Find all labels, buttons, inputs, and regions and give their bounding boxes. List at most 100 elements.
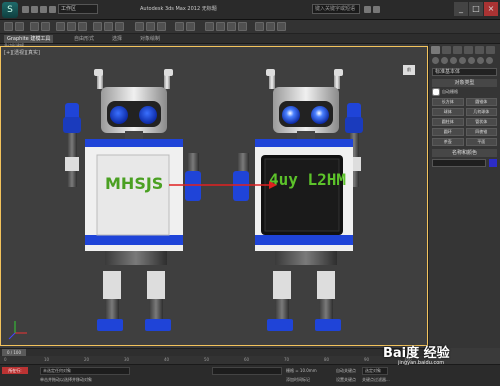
mirror-icon[interactable]	[175, 22, 184, 31]
cameras-icon[interactable]	[459, 57, 466, 64]
plane-button[interactable]: 平面	[465, 138, 497, 146]
tab-selection[interactable]: 选择	[112, 35, 122, 43]
new-file-icon[interactable]	[22, 6, 29, 13]
object-color-swatch[interactable]	[489, 159, 497, 167]
save-file-icon[interactable]	[40, 6, 47, 13]
region-select-icon[interactable]	[78, 22, 87, 31]
auto-key-label[interactable]: 自动关键点	[336, 368, 356, 374]
lights-icon[interactable]	[450, 57, 457, 64]
tab-graphite[interactable]: Graphite 建模工具	[4, 35, 54, 43]
name-color-rollout[interactable]: 名称和颜色	[432, 149, 497, 157]
primitive-buttons: 长方体 圆锥体 球体 几何球体 圆柱体 管状体 圆环 四棱锥 茶壶 平面	[432, 98, 497, 146]
ruler-tick: 0	[4, 357, 7, 362]
select-by-name-icon[interactable]	[67, 22, 76, 31]
set-key-label[interactable]: 设置关键点	[336, 377, 356, 383]
maximize-button[interactable]: □	[469, 2, 483, 16]
ruler-tick: 30	[124, 357, 130, 362]
name-color-row	[432, 159, 497, 167]
rotate-icon[interactable]	[104, 22, 113, 31]
add-time-tag[interactable]: 添加时间标记	[286, 377, 310, 383]
right-robot-screen-text: 4uy L2HM	[269, 170, 346, 189]
search-icon[interactable]	[364, 6, 371, 13]
render-frame-icon[interactable]	[266, 22, 275, 31]
close-button[interactable]: ×	[484, 2, 498, 16]
shapes-icon[interactable]	[441, 57, 448, 64]
utilities-tab-icon[interactable]	[486, 46, 495, 54]
ruler-tick: 10	[44, 357, 50, 362]
teapot-button[interactable]: 茶壶	[432, 138, 464, 146]
selected-object-dropdown[interactable]: 选定对象	[362, 367, 388, 375]
tube-button[interactable]: 管状体	[465, 118, 497, 126]
object-name-input[interactable]	[432, 159, 486, 167]
align-icon[interactable]	[186, 22, 195, 31]
ruler-tick: 60	[244, 357, 250, 362]
coordinate-fields[interactable]	[212, 367, 282, 375]
move-icon[interactable]	[93, 22, 102, 31]
selection-info: 未选定任何对象	[40, 367, 130, 375]
modify-tab-icon[interactable]	[442, 46, 451, 54]
spacewarps-icon[interactable]	[477, 57, 484, 64]
geometry-icon[interactable]	[432, 57, 439, 64]
search-input[interactable]: 键入关键字或短语	[312, 4, 360, 14]
autogrid-label: 自动栅格	[442, 89, 458, 94]
snap-icon[interactable]	[135, 22, 144, 31]
curve-editor-icon[interactable]	[216, 22, 225, 31]
perspective-viewport[interactable]: [+][透视][真实] 前 MHSJS 4uy L2HM	[0, 46, 428, 346]
baidu-watermark: Bai度 经验	[383, 346, 450, 361]
unlink-icon[interactable]	[41, 22, 50, 31]
material-editor-icon[interactable]	[238, 22, 247, 31]
angle-snap-icon[interactable]	[146, 22, 155, 31]
display-tab-icon[interactable]	[475, 46, 484, 54]
systems-icon[interactable]	[486, 57, 493, 64]
ruler-tick: 40	[164, 357, 170, 362]
redo-tool-icon[interactable]	[15, 22, 24, 31]
object-type-rollout[interactable]: 对象类型	[432, 79, 497, 87]
left-robot-screen-text: MHSJS	[105, 174, 163, 193]
scale-icon[interactable]	[115, 22, 124, 31]
status-bar: 所在行: 未选定任何对象 单击并拖动以选择并移动对象 栅格 = 10.0mm 添…	[0, 364, 500, 386]
layer-icon[interactable]	[205, 22, 214, 31]
create-tab-icon[interactable]	[431, 46, 440, 54]
ribbon-tabs: Graphite 建模工具 自由形式 选择 对象绘制	[0, 34, 500, 44]
autogrid-row: 自动栅格	[432, 88, 497, 96]
ruler-tick: 90	[364, 357, 370, 362]
geosphere-button[interactable]: 几何球体	[465, 108, 497, 116]
open-file-icon[interactable]	[31, 6, 38, 13]
maxscript-listener-button[interactable]: 所在行:	[2, 367, 28, 374]
create-category-icons	[429, 56, 500, 66]
render-icon[interactable]	[277, 22, 286, 31]
autogrid-checkbox[interactable]	[432, 88, 440, 96]
cylinder-button[interactable]: 圆柱体	[432, 118, 464, 126]
hierarchy-tab-icon[interactable]	[453, 46, 462, 54]
ruler-tick: 50	[204, 357, 210, 362]
undo-icon[interactable]	[49, 6, 56, 13]
select-icon[interactable]	[56, 22, 65, 31]
render-setup-icon[interactable]	[255, 22, 264, 31]
cone-button[interactable]: 圆锥体	[465, 98, 497, 106]
time-slider[interactable]: 0 / 100	[2, 349, 26, 356]
helpers-icon[interactable]	[468, 57, 475, 64]
tab-freeform[interactable]: 自由形式	[74, 35, 94, 43]
primitive-category-select[interactable]: 标准基本体	[432, 68, 497, 76]
main-toolbar	[0, 20, 500, 34]
pyramid-button[interactable]: 四棱锥	[465, 128, 497, 136]
help-icon[interactable]	[373, 6, 380, 13]
percent-snap-icon[interactable]	[157, 22, 166, 31]
motion-tab-icon[interactable]	[464, 46, 473, 54]
undo-tool-icon[interactable]	[4, 22, 13, 31]
torus-button[interactable]: 圆环	[432, 128, 464, 136]
grid-value: 栅格 = 10.0mm	[286, 368, 317, 373]
minimize-button[interactable]: _	[454, 2, 468, 16]
workspace-combo[interactable]: 工作区	[58, 4, 98, 14]
box-button[interactable]: 长方体	[432, 98, 464, 106]
track-bar[interactable]: 0 10 20 30 40 50 60 70 80 90 100	[0, 356, 428, 364]
schematic-icon[interactable]	[227, 22, 236, 31]
tab-object-paint[interactable]: 对象绘制	[140, 35, 160, 43]
time-slider-track[interactable]: 0 / 100	[0, 348, 428, 356]
sphere-button[interactable]: 球体	[432, 108, 464, 116]
command-panel-tabs	[429, 44, 500, 56]
app-logo-icon[interactable]: S	[2, 2, 18, 18]
key-filter-button[interactable]: 关键点过滤器...	[362, 377, 390, 383]
link-icon[interactable]	[30, 22, 39, 31]
robot-scene: MHSJS 4uy L2HM	[8, 69, 363, 340]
——
● Votre tâche: Recopiez à l'identique les lignes situées entre celle qui contient « 22, 184, 31] » et celle qui contient « 377, 356, 383] », ces deux lignes comprises.

● Réponse au problème:
mirror-icon[interactable]	[175, 22, 184, 31]
cameras-icon[interactable]	[459, 57, 466, 64]
plane-button[interactable]: 平面	[465, 138, 497, 146]
tab-selection[interactable]: 选择	[112, 35, 122, 43]
new-file-icon[interactable]	[22, 6, 29, 13]
object-color-swatch[interactable]	[489, 159, 497, 167]
save-file-icon[interactable]	[40, 6, 47, 13]
region-select-icon[interactable]	[78, 22, 87, 31]
auto-key-label[interactable]: 自动关键点	[336, 368, 356, 374]
lights-icon[interactable]	[450, 57, 457, 64]
tab-graphite[interactable]: Graphite 建模工具	[4, 35, 54, 43]
name-color-rollout[interactable]: 名称和颜色	[432, 149, 497, 157]
primitive-buttons: 长方体 圆锥体 球体 几何球体 圆柱体 管状体 圆环 四棱锥 茶壶 平面	[432, 98, 497, 146]
ruler-tick: 0	[4, 357, 7, 362]
select-by-name-icon[interactable]	[67, 22, 76, 31]
set-key-label[interactable]: 设置关键点	[336, 377, 356, 383]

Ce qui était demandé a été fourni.